Below is a listing to write out in full, exactly as given, without its pictures.

* * * * * * *

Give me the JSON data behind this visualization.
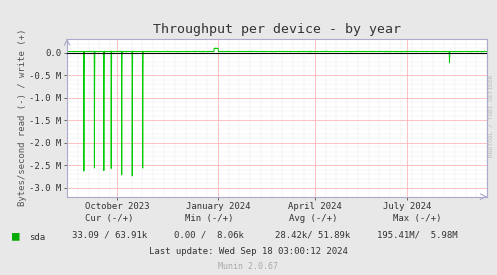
{
  "title": "Throughput per device - by year",
  "ylabel": "Bytes/second read (-) / write (+)",
  "bg_color": "#e8e8e8",
  "plot_bg_color": "#ffffff",
  "grid_color_major": "#ffaaaa",
  "grid_color_minor": "#cccccc",
  "line_color": "#00cc00",
  "zero_line_color": "#000000",
  "axis_color": "#aaaacc",
  "title_color": "#333333",
  "label_color": "#555555",
  "tick_color": "#333333",
  "legend_label": "sda",
  "legend_color": "#00aa00",
  "cur_text": "Cur (-/+)",
  "min_text": "Min (-/+)",
  "avg_text": "Avg (-/+)",
  "max_text": "Max (-/+)",
  "cur_val": "33.09 / 63.91k",
  "min_val": "0.00 /  8.06k",
  "avg_val": "28.42k/ 51.89k",
  "max_val": "195.41M/  5.98M",
  "last_update": "Last update: Wed Sep 18 03:00:12 2024",
  "munin_version": "Munin 2.0.67",
  "watermark": "RRDTOOL / TOBI OETIKER",
  "ylim_min": -3.2,
  "ylim_max": 0.32,
  "ytick_values": [
    0.0,
    -0.5,
    -1.0,
    -1.5,
    -2.0,
    -2.5,
    -3.0
  ],
  "ytick_labels": [
    "0.0",
    "-0.5 M",
    "-1.0 M",
    "-1.5 M",
    "-2.0 M",
    "-2.5 M",
    "-3.0 M"
  ],
  "xtick_labels": [
    "October 2023",
    "January 2024",
    "April 2024",
    "July 2024"
  ],
  "xtick_positions": [
    0.12,
    0.36,
    0.59,
    0.81
  ]
}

* * * * * * *

» **Solution for this problem**
Give me the JSON data behind this visualization.
{
  "title": "Throughput per device - by year",
  "ylabel": "Bytes/second read (-) / write (+)",
  "bg_color": "#e8e8e8",
  "plot_bg_color": "#ffffff",
  "grid_color_major": "#ffaaaa",
  "grid_color_minor": "#cccccc",
  "line_color": "#00cc00",
  "zero_line_color": "#000000",
  "axis_color": "#aaaacc",
  "title_color": "#333333",
  "label_color": "#555555",
  "tick_color": "#333333",
  "legend_label": "sda",
  "legend_color": "#00aa00",
  "cur_text": "Cur (-/+)",
  "min_text": "Min (-/+)",
  "avg_text": "Avg (-/+)",
  "max_text": "Max (-/+)",
  "cur_val": "33.09 / 63.91k",
  "min_val": "0.00 /  8.06k",
  "avg_val": "28.42k/ 51.89k",
  "max_val": "195.41M/  5.98M",
  "last_update": "Last update: Wed Sep 18 03:00:12 2024",
  "munin_version": "Munin 2.0.67",
  "watermark": "RRDTOOL / TOBI OETIKER",
  "ylim_min": -3.2,
  "ylim_max": 0.32,
  "ytick_values": [
    0.0,
    -0.5,
    -1.0,
    -1.5,
    -2.0,
    -2.5,
    -3.0
  ],
  "ytick_labels": [
    "0.0",
    "-0.5 M",
    "-1.0 M",
    "-1.5 M",
    "-2.0 M",
    "-2.5 M",
    "-3.0 M"
  ],
  "xtick_labels": [
    "October 2023",
    "January 2024",
    "April 2024",
    "July 2024"
  ],
  "xtick_positions": [
    0.12,
    0.36,
    0.59,
    0.81
  ]
}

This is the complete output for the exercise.